-- START OF PROVIDED RECORDS --
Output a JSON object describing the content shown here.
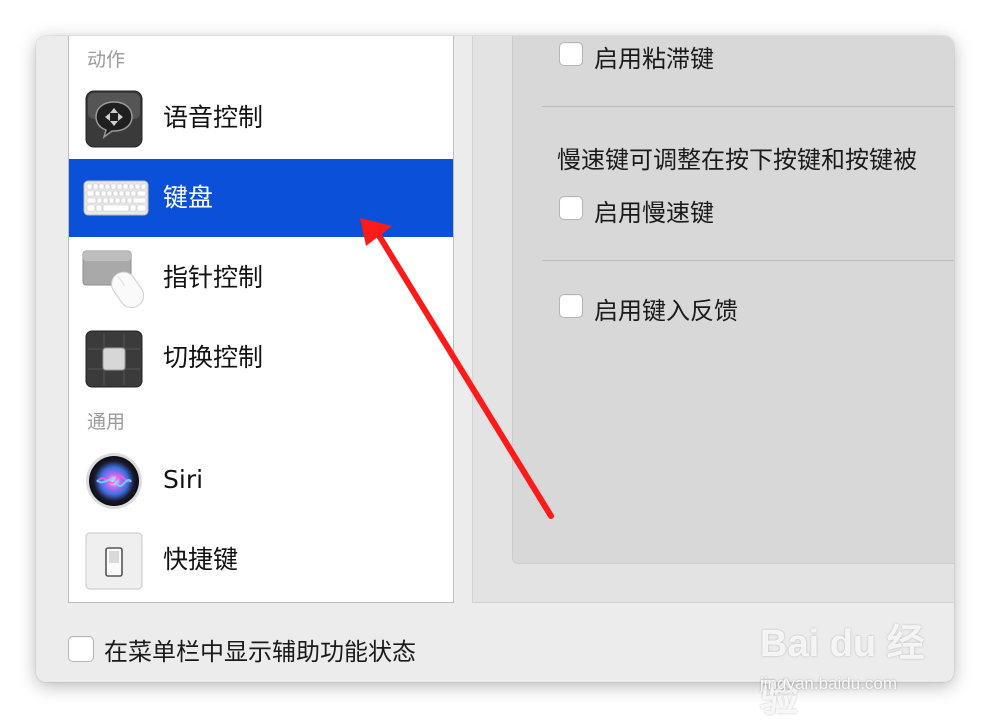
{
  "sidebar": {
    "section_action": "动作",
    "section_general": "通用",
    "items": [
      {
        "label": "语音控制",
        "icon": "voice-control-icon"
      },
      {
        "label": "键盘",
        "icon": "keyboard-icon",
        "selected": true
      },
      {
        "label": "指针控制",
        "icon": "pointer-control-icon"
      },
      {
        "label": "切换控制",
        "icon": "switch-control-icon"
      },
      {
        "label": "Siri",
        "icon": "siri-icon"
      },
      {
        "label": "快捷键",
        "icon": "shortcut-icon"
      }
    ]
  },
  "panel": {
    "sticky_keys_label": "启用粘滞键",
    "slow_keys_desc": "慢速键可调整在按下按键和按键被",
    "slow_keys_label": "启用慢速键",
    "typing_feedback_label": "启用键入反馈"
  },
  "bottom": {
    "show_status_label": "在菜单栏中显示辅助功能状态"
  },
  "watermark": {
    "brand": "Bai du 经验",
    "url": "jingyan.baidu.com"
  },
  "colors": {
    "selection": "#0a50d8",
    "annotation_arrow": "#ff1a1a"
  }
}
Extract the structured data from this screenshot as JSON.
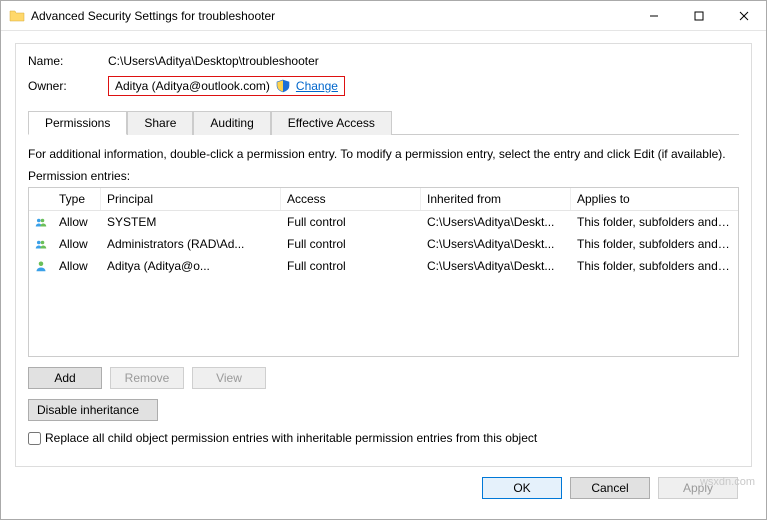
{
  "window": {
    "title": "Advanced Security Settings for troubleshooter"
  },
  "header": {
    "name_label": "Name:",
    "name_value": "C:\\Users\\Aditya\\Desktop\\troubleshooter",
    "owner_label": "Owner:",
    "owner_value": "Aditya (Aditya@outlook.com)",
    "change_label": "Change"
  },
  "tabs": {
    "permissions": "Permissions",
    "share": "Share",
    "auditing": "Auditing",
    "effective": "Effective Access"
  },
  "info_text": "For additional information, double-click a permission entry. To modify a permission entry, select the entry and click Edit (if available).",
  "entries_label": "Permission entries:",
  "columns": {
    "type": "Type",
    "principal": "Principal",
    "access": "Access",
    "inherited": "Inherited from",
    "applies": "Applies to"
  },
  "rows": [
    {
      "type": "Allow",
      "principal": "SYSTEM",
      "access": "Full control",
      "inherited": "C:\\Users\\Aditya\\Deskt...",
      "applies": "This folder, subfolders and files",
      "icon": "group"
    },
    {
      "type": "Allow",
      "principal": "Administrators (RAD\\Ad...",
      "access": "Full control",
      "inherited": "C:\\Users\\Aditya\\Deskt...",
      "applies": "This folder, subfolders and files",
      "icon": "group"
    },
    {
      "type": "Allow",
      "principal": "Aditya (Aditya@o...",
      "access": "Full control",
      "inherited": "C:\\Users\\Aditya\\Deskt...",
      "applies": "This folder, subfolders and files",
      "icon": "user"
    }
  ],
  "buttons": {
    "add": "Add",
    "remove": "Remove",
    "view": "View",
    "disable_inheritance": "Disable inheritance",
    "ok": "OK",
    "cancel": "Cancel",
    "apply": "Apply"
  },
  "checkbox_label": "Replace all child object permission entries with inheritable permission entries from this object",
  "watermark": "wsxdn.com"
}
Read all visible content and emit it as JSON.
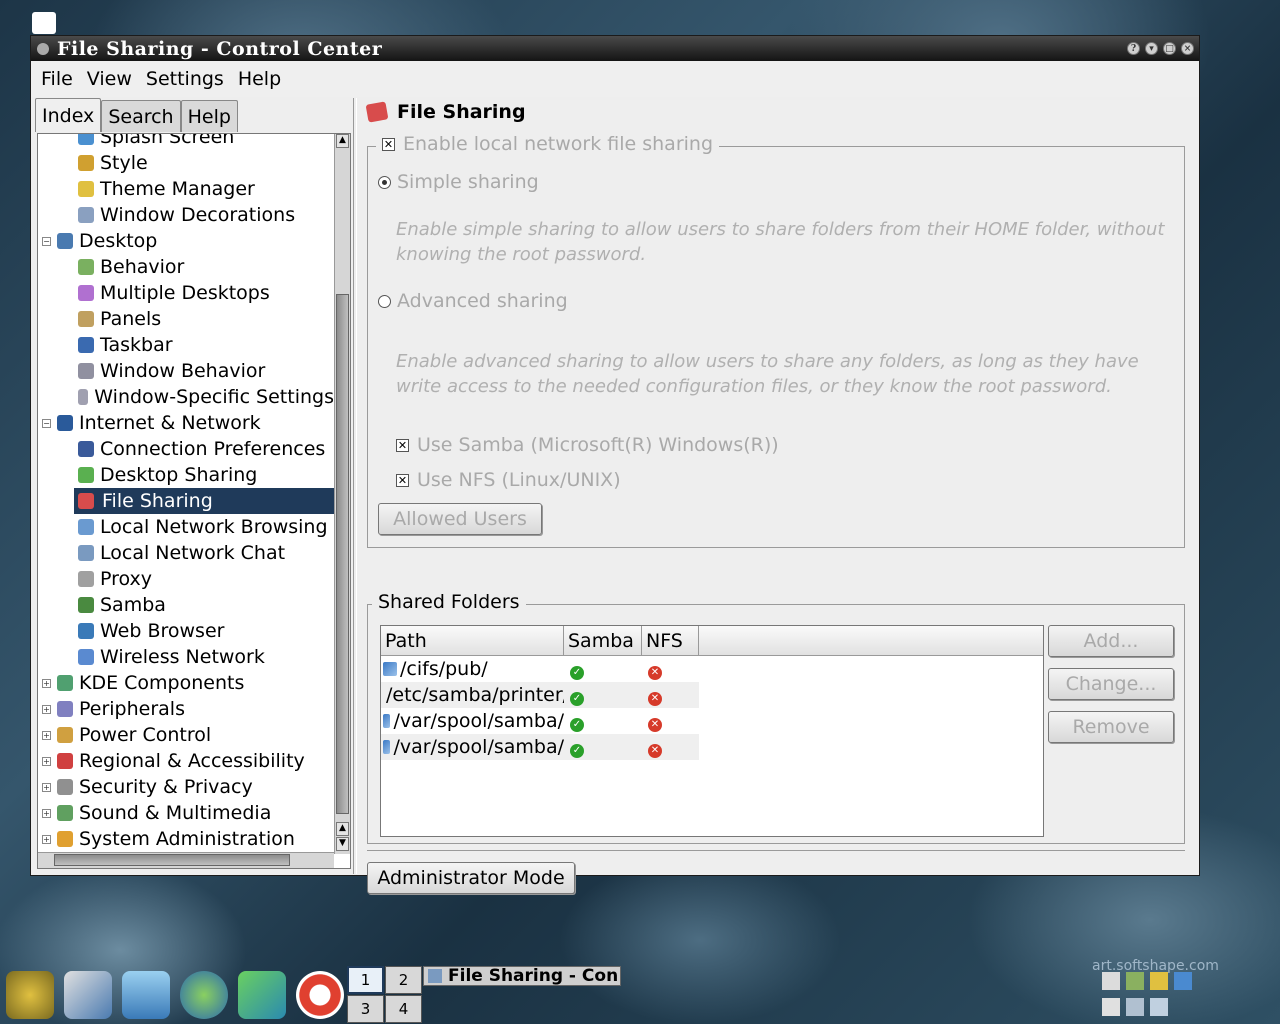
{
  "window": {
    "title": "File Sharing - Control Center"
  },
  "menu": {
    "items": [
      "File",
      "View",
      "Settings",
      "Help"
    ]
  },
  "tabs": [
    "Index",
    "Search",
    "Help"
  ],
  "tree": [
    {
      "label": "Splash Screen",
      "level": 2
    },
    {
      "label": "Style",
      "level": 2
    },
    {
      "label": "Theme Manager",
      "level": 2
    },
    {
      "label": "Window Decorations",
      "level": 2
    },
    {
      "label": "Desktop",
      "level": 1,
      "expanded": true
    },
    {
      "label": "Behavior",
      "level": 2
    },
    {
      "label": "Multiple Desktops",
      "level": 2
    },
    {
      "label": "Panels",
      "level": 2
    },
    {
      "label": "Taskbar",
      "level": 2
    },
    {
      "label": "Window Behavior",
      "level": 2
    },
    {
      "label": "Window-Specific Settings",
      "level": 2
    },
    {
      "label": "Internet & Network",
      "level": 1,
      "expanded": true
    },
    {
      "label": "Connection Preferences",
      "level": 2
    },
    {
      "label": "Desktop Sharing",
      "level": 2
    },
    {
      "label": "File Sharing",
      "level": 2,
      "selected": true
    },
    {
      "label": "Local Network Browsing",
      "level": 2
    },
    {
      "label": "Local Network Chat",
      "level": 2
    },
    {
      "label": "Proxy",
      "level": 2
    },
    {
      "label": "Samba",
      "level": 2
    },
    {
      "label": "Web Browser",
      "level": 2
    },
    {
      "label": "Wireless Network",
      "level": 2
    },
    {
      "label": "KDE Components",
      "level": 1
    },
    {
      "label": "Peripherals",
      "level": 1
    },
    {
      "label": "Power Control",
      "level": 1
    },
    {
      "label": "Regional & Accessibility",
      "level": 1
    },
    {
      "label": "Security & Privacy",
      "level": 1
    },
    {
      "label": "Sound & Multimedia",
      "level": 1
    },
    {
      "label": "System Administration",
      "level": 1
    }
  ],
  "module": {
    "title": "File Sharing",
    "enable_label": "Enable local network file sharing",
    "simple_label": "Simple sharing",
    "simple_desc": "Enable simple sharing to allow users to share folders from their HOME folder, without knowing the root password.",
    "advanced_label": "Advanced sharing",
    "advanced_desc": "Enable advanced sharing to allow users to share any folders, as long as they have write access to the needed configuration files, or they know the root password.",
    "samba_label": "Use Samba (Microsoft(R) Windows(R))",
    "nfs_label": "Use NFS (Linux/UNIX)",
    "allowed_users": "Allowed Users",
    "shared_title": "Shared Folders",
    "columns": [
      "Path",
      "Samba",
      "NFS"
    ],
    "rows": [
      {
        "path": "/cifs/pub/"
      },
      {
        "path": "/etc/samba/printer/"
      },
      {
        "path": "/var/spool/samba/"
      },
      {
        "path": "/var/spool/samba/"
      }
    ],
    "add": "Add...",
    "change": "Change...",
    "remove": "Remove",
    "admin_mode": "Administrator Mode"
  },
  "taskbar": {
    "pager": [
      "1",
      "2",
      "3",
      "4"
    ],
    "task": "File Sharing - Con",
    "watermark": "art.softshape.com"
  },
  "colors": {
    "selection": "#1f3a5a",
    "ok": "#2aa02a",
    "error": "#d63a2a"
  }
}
-- END OF PROVIDED RECORDS --
▸ THE PROBLEM
Identify the lines above that contain the word "Behavior", then copy them.

▸ TASK RESPONSE
      "label": "Behavior",
      "label": "Window Behavior",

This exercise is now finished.